Supplied data:
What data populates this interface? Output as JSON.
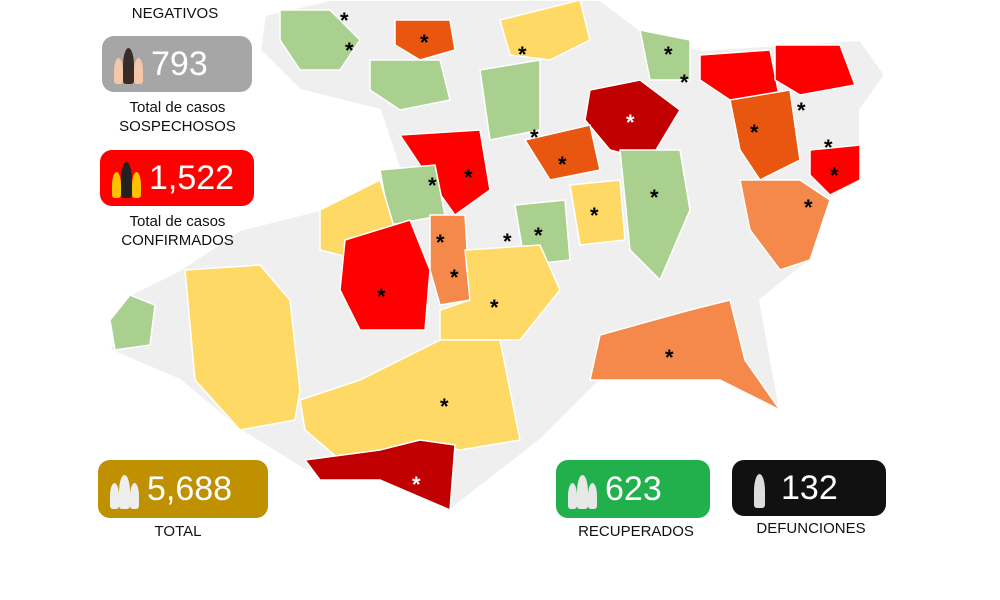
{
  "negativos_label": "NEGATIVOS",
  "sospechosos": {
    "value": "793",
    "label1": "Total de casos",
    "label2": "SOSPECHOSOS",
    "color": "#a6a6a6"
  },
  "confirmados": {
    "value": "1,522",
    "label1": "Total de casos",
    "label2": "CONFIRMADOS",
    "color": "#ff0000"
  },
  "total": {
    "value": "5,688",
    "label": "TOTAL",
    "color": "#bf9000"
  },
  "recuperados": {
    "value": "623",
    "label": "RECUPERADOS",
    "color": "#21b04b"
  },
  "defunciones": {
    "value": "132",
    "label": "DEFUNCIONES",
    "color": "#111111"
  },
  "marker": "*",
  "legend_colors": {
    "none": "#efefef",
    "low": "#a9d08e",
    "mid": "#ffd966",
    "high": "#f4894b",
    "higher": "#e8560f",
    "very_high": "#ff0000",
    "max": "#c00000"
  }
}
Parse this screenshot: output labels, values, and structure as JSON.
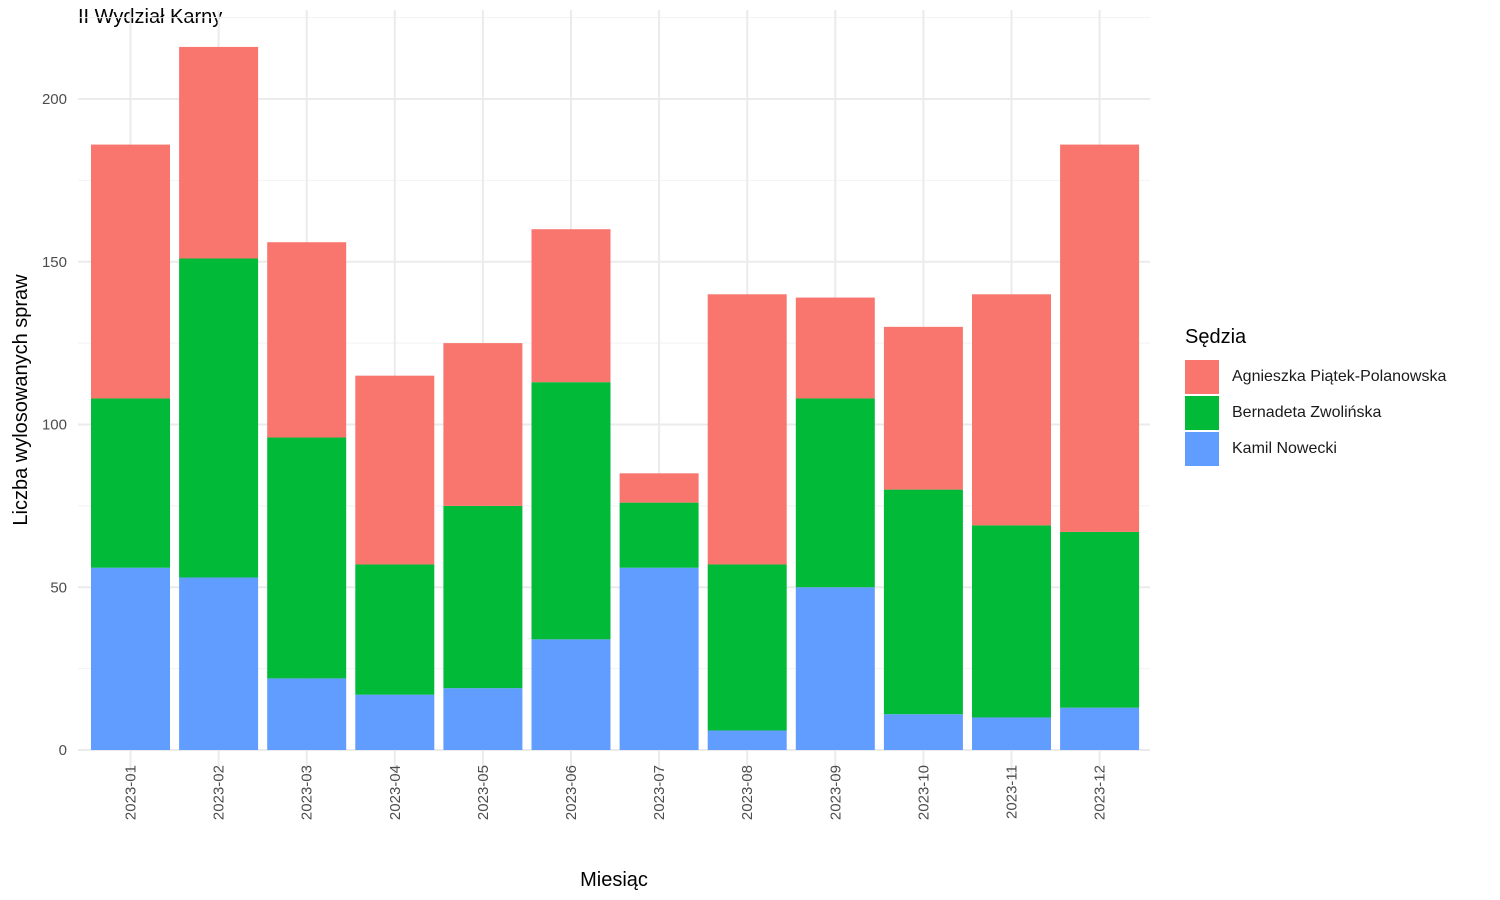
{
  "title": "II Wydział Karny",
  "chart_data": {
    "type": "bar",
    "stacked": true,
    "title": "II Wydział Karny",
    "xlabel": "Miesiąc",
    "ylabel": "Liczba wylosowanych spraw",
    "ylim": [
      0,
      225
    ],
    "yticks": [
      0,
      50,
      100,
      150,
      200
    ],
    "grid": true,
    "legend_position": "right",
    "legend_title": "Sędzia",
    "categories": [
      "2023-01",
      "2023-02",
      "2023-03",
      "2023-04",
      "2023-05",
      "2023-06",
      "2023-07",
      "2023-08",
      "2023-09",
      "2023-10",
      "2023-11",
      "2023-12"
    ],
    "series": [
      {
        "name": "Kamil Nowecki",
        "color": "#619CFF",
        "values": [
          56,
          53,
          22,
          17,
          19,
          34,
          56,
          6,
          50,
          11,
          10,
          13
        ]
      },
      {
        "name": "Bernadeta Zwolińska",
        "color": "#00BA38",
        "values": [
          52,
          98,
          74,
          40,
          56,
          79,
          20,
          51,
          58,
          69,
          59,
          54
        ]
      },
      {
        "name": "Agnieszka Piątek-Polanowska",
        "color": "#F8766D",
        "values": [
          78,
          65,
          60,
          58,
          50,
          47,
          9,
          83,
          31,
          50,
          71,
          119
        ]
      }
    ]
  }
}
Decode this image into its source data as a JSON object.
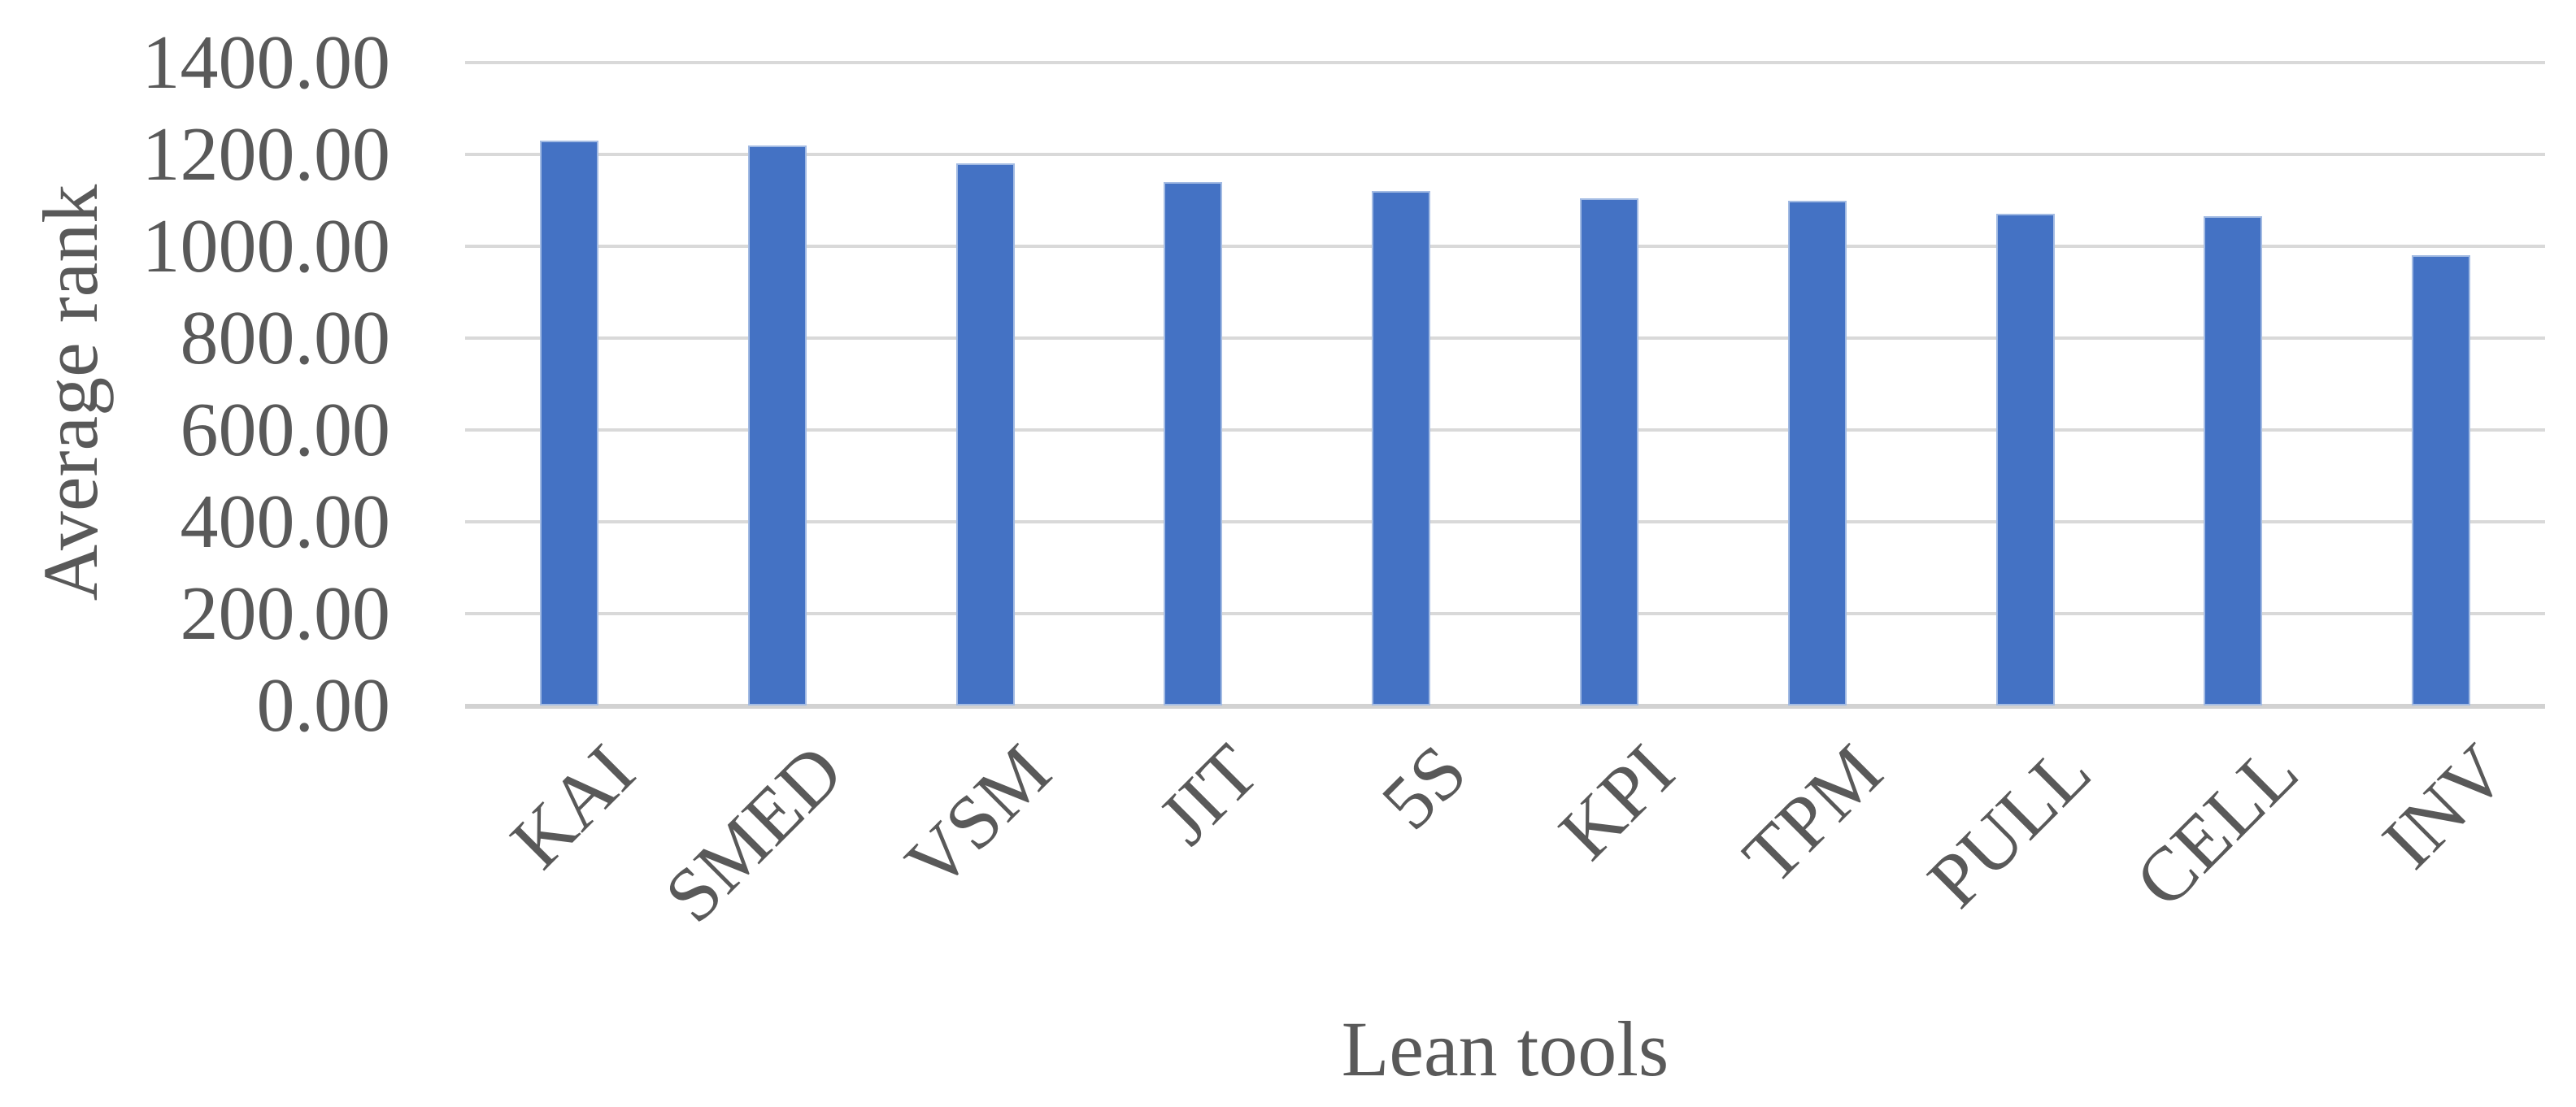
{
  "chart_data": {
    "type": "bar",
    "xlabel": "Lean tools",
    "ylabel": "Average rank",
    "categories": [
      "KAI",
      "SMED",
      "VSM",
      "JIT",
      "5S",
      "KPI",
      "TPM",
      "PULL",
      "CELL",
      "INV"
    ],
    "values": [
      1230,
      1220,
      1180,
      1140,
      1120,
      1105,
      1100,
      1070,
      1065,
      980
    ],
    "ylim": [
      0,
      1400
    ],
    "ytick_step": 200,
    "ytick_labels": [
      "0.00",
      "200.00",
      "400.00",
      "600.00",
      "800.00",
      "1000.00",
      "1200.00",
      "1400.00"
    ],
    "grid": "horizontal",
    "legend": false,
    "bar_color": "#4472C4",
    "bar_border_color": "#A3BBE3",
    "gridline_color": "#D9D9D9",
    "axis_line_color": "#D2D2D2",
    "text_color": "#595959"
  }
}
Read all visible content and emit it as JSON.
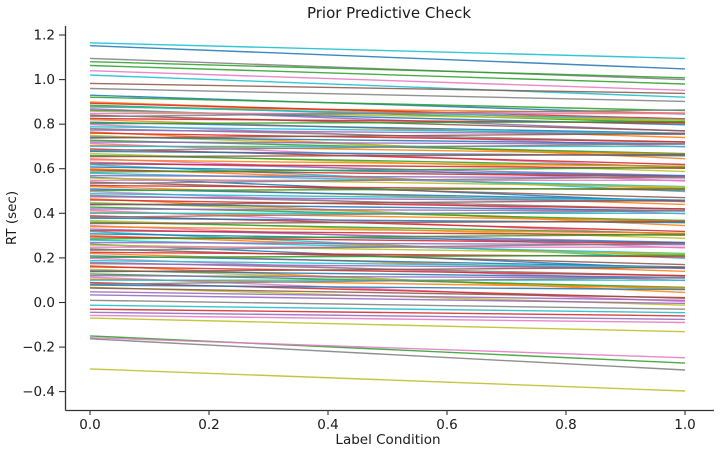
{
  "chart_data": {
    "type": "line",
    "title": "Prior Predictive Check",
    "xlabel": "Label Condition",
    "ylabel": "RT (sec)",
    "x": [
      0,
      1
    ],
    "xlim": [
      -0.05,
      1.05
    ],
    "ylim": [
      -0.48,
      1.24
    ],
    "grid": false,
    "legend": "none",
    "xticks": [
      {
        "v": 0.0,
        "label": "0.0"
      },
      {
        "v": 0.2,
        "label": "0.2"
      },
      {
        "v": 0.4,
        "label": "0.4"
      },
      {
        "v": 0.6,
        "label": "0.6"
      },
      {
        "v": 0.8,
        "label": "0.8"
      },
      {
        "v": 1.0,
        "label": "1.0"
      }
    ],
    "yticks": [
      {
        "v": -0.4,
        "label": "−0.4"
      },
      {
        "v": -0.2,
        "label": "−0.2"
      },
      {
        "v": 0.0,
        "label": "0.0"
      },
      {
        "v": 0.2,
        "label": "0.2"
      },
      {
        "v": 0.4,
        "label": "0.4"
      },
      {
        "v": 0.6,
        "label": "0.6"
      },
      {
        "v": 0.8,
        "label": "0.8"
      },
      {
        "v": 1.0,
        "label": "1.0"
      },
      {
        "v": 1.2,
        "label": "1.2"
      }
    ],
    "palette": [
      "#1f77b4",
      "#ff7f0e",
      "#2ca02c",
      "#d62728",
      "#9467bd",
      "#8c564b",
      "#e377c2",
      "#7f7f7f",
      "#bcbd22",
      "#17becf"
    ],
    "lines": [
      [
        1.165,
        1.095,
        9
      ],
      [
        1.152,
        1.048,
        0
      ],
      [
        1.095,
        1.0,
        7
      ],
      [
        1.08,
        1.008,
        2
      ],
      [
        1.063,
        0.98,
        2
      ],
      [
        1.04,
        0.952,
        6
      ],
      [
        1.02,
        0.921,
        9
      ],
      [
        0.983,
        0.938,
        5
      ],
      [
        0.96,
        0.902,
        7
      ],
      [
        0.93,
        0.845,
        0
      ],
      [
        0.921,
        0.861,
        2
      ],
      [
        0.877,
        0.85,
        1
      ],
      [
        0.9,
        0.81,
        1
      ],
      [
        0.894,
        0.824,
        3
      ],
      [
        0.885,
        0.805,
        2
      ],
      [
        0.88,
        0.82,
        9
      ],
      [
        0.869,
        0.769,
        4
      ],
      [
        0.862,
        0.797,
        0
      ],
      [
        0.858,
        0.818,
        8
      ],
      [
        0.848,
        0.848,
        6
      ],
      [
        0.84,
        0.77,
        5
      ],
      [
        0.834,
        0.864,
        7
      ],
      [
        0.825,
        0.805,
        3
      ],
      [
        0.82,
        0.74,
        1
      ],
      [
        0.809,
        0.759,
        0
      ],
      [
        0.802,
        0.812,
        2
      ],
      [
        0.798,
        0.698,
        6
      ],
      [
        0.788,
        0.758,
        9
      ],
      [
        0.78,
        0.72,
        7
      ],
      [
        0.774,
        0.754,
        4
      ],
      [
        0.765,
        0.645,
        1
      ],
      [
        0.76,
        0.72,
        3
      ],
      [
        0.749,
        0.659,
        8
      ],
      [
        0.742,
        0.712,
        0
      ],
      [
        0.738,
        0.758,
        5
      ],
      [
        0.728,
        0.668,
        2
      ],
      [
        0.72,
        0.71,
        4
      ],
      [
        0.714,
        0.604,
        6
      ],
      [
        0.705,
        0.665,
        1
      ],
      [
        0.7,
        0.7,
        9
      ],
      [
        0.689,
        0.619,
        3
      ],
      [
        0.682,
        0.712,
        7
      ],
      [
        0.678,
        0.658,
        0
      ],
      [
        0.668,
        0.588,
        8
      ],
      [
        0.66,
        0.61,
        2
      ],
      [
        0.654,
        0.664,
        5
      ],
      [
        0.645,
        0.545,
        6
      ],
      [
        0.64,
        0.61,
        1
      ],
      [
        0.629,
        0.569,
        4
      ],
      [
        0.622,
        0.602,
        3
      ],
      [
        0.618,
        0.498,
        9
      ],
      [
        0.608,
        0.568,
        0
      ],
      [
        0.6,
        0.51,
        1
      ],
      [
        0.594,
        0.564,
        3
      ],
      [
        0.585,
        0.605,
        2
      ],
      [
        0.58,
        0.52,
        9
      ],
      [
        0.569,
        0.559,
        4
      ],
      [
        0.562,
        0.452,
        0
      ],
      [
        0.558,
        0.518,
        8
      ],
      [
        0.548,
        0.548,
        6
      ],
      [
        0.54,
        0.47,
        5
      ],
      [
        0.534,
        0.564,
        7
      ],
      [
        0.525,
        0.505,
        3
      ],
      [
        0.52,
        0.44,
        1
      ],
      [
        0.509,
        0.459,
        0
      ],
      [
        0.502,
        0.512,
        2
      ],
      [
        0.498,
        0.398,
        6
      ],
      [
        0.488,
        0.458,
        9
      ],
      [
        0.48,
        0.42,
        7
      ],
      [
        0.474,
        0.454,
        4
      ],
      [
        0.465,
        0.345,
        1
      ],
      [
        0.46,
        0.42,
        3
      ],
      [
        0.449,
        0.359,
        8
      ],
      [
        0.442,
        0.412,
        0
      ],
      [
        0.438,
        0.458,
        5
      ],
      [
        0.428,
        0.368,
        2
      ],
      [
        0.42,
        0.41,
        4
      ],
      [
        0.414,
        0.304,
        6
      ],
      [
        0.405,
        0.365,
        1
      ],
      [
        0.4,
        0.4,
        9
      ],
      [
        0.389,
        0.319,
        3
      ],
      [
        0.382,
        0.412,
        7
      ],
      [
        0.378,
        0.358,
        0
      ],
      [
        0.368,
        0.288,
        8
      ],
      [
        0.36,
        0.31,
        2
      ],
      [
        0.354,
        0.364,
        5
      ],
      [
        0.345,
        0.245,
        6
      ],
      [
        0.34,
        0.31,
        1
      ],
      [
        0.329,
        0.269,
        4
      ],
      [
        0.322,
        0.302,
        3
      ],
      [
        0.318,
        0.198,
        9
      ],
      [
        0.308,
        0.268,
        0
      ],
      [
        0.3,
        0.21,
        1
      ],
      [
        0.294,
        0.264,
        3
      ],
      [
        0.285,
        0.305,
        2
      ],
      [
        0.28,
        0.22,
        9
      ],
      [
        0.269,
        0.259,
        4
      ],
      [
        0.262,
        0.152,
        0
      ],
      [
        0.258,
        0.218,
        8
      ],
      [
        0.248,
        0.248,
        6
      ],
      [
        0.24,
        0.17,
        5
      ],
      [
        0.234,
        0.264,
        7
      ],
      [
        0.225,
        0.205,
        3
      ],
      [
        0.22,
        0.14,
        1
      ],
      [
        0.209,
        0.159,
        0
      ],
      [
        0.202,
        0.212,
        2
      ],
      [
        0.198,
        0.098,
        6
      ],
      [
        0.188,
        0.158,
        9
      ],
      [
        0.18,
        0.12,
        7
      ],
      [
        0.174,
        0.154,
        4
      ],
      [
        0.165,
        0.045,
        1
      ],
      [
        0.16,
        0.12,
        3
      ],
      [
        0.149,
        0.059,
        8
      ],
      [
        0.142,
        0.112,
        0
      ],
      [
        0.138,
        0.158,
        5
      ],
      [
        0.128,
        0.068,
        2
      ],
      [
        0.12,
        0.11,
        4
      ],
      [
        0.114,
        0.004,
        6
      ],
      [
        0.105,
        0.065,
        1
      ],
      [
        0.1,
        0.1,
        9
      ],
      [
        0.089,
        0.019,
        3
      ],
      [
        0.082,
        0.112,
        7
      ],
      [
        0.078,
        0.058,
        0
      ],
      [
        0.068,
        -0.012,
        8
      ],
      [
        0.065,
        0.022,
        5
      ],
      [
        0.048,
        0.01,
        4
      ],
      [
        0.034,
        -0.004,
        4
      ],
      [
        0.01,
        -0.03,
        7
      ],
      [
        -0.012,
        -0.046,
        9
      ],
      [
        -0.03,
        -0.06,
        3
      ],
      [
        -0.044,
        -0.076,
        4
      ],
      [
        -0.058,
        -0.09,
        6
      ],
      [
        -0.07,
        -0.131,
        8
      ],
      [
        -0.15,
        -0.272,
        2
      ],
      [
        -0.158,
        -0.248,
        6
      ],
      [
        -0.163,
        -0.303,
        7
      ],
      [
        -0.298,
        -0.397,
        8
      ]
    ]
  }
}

Problem to solve: Pull out each line of the records holding the string "this".

Response below:
What data populates this interface? Output as JSON.
Parse this screenshot: output labels, values, and structure as JSON.
Decode this image into its source data as a JSON object.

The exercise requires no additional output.